Exercise tasks:
A – Answer these questions using the book description below:
(i) At which university is Shani Mahiri King a law professor?
(ii) In what year did Fast Company name Champions Design one of the 30 Most Important Companies in Design?
(iii) At which school did Bobby C. Martin Jr earn an MFA?
B – Reproduce everything in the book description below from "Bobby C. Martin" down to "Luther King Jr.".
** begin Provided passage **
This book tells children what people like Viola were and are doing, and it assures Black children that they are, indisputably, worthy of having a voice.
Have I Ever Told You Black Lives Matter? is a book for this time and always. It is time for all children to live and breathe the certainty that Black lives matter.
About the Author
Shani Mahiri King (Miami, FL) is a law professor at the University of Florida, where he is director of the Center on Children and Families and an Associate Director of the Center on Race and Race Relations. Shani is the father of a nine-year-old daughter and a six-year-old son, for whom he wrote the picture books Have I Ever Told You? and Have I Ever Told You Black Lives Matter?
Bobby C. Martin Jr (Brooklyn, NY) is co-founder of Champions Design, a branding and design agency headquartered in New York City, where he has worked with a wide range of clients including Dartmouth College, For Freedoms, the Girl Scouts, MTV, the NBA, and The Studio Museum in Harlem. In 2019, Champions Design was named one of the 30 Most Important Companies in Design by Fast Company. Bobby has won numerous international awards from the AIGA, Art Directors Club, Communication Arts, D&AD, and the TDC, among others. He is a faculty member at the School of Visual Arts, where he earned an MFA. Bobby’s design credits include the June 24,2020 New York Times Sunday magazine cover “What Is Owed” and the February 2020 cover of The Atlantic magazine honoring Martin Luther King Jr.
** end Provided passage **
** begin Dataset excerpt **
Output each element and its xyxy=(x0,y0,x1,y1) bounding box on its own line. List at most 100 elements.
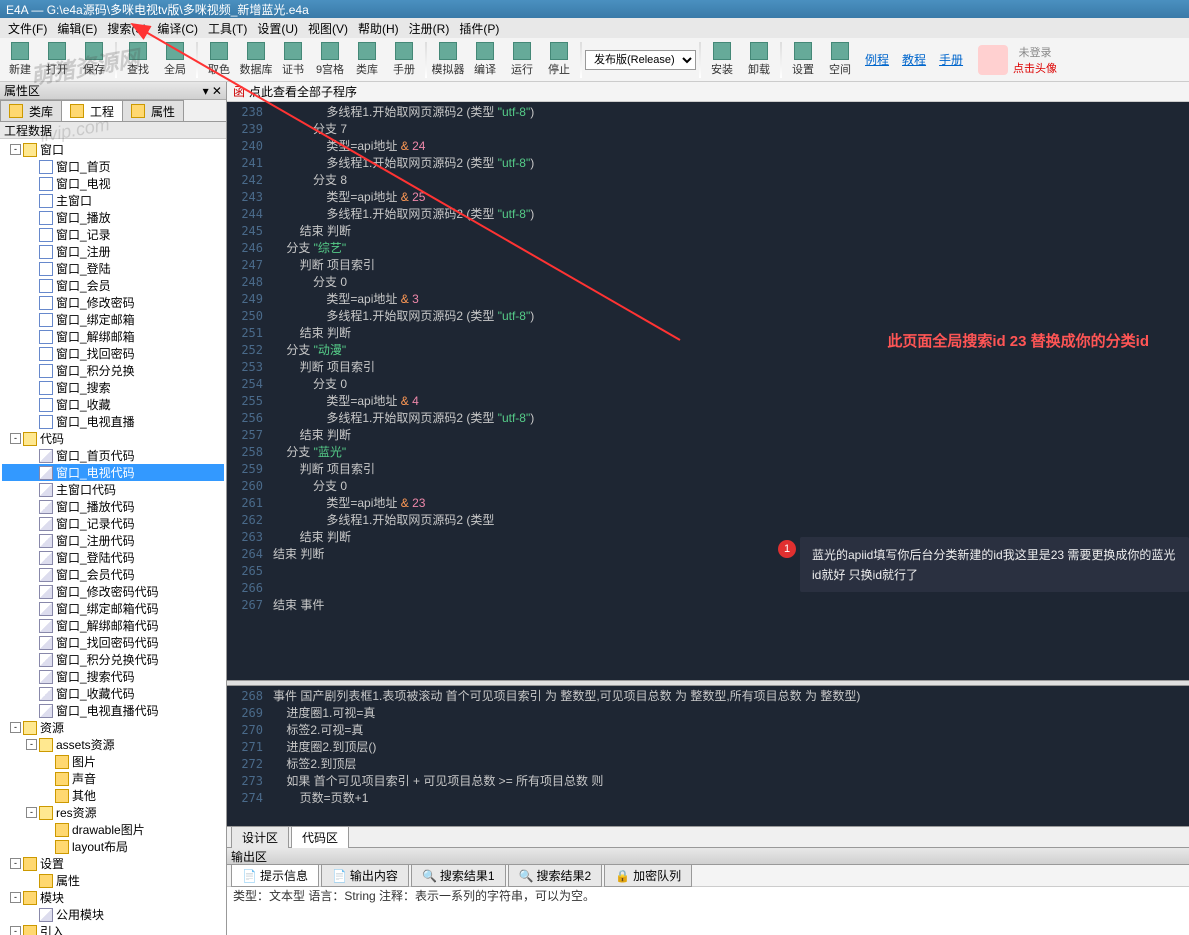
** end Dataset excerpt **
Exercise results:
A –
(i) The University of Florida
(ii) 2019
(iii) The School of Visual Arts

B –
Bobby C. Martin Jr (Brooklyn, NY) is co-founder of Champions Design, a branding and design agency headquartered in New York City, where he has worked with a wide range of clients including Dartmouth College, For Freedoms, the Girl Scouts, MTV, the NBA, and The Studio Museum in Harlem. In 2019, Champions Design was named one of the 30 Most Important Companies in Design by Fast Company. Bobby has won numerous international awards from the AIGA, Art Directors Club, Communication Arts, D&AD, and the TDC, among others. He is a faculty member at the School of Visual Arts, where he earned an MFA. Bobby’s design credits include the June 24,2020 New York Times Sunday magazine cover “What Is Owed” and the February 2020 cover of The Atlantic magazine honoring Martin Luther King Jr.